Your instructions: Transcribe each of the records below exactly, excluding all pictures.

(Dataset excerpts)
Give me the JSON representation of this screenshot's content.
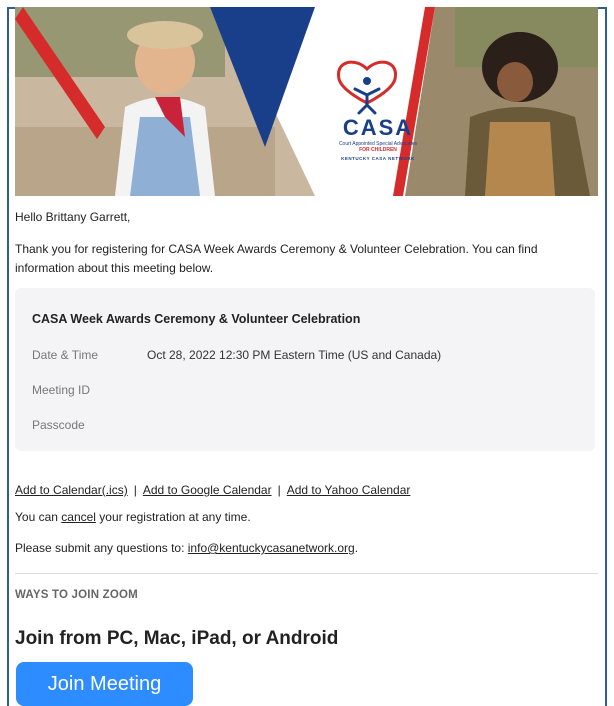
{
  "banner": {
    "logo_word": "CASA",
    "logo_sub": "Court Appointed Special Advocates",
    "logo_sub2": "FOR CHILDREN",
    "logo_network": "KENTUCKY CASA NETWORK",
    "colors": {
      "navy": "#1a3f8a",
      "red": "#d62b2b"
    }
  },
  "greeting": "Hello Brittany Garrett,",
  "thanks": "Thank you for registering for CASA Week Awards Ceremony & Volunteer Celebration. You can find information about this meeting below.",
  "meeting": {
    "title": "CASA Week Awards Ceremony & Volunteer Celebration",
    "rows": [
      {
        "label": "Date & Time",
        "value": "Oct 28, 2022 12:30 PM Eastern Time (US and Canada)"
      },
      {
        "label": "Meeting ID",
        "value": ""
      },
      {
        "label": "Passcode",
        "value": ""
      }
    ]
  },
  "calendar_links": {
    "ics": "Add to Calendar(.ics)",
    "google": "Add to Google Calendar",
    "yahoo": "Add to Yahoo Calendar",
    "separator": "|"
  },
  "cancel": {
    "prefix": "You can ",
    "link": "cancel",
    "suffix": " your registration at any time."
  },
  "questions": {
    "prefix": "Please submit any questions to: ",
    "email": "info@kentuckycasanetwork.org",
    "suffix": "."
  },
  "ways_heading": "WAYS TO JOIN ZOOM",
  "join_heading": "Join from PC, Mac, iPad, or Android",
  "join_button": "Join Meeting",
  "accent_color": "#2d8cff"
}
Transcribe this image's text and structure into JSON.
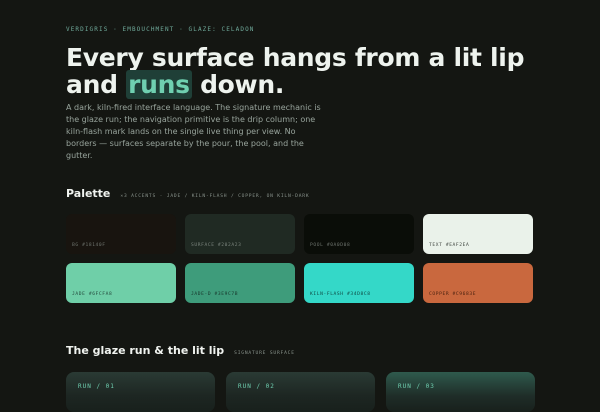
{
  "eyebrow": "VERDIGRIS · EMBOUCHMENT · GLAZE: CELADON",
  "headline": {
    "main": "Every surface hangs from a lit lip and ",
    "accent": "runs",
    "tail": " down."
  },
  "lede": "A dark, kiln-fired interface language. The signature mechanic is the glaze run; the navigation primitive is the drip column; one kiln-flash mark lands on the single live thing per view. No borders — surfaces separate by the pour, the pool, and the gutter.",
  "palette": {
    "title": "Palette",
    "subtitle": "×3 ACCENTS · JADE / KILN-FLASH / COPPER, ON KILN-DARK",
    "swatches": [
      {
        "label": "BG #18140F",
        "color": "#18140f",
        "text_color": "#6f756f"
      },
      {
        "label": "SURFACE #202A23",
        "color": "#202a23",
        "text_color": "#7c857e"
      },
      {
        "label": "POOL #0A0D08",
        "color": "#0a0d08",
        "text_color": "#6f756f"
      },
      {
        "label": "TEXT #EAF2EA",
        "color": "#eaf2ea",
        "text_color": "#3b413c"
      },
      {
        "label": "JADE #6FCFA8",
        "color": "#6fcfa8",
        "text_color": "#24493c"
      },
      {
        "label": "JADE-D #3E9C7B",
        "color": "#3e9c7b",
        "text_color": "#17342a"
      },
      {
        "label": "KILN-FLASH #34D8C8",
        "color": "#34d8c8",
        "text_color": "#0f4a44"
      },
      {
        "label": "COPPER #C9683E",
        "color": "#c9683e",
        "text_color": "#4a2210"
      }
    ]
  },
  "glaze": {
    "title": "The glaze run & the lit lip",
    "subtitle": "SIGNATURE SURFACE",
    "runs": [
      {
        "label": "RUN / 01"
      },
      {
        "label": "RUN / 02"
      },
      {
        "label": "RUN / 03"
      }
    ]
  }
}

The completed task:
Give me the JSON representation of this screenshot's content.
{
  "banner": {
    "logo_word": "CASA",
    "logo_sub": "Court Appointed Special Advocates",
    "logo_sub2": "FOR CHILDREN",
    "logo_network": "KENTUCKY CASA NETWORK",
    "colors": {
      "navy": "#1a3f8a",
      "red": "#d62b2b"
    }
  },
  "greeting": "Hello Brittany Garrett,",
  "thanks": "Thank you for registering for CASA Week Awards Ceremony & Volunteer Celebration. You can find information about this meeting below.",
  "meeting": {
    "title": "CASA Week Awards Ceremony & Volunteer Celebration",
    "rows": [
      {
        "label": "Date & Time",
        "value": "Oct 28, 2022 12:30 PM Eastern Time (US and Canada)"
      },
      {
        "label": "Meeting ID",
        "value": ""
      },
      {
        "label": "Passcode",
        "value": ""
      }
    ]
  },
  "calendar_links": {
    "ics": "Add to Calendar(.ics)",
    "google": "Add to Google Calendar",
    "yahoo": "Add to Yahoo Calendar",
    "separator": "|"
  },
  "cancel": {
    "prefix": "You can ",
    "link": "cancel",
    "suffix": " your registration at any time."
  },
  "questions": {
    "prefix": "Please submit any questions to: ",
    "email": "info@kentuckycasanetwork.org",
    "suffix": "."
  },
  "ways_heading": "WAYS TO JOIN ZOOM",
  "join_heading": "Join from PC, Mac, iPad, or Android",
  "join_button": "Join Meeting",
  "accent_color": "#2d8cff"
}
Transcribe this image's text and structure into JSON.
{
  "eyebrow": "VERDIGRIS · EMBOUCHMENT · GLAZE: CELADON",
  "headline": {
    "main": "Every surface hangs from a lit lip and ",
    "accent": "runs",
    "tail": " down."
  },
  "lede": "A dark, kiln-fired interface language. The signature mechanic is the glaze run; the navigation primitive is the drip column; one kiln-flash mark lands on the single live thing per view. No borders — surfaces separate by the pour, the pool, and the gutter.",
  "palette": {
    "title": "Palette",
    "subtitle": "×3 ACCENTS · JADE / KILN-FLASH / COPPER, ON KILN-DARK",
    "swatches": [
      {
        "label": "BG #18140F",
        "color": "#18140f",
        "text_color": "#6f756f"
      },
      {
        "label": "SURFACE #202A23",
        "color": "#202a23",
        "text_color": "#7c857e"
      },
      {
        "label": "POOL #0A0D08",
        "color": "#0a0d08",
        "text_color": "#6f756f"
      },
      {
        "label": "TEXT #EAF2EA",
        "color": "#eaf2ea",
        "text_color": "#3b413c"
      },
      {
        "label": "JADE #6FCFA8",
        "color": "#6fcfa8",
        "text_color": "#24493c"
      },
      {
        "label": "JADE-D #3E9C7B",
        "color": "#3e9c7b",
        "text_color": "#17342a"
      },
      {
        "label": "KILN-FLASH #34D8C8",
        "color": "#34d8c8",
        "text_color": "#0f4a44"
      },
      {
        "label": "COPPER #C9683E",
        "color": "#c9683e",
        "text_color": "#4a2210"
      }
    ]
  },
  "glaze": {
    "title": "The glaze run & the lit lip",
    "subtitle": "SIGNATURE SURFACE",
    "runs": [
      {
        "label": "RUN / 01"
      },
      {
        "label": "RUN / 02"
      },
      {
        "label": "RUN / 03"
      }
    ]
  }
}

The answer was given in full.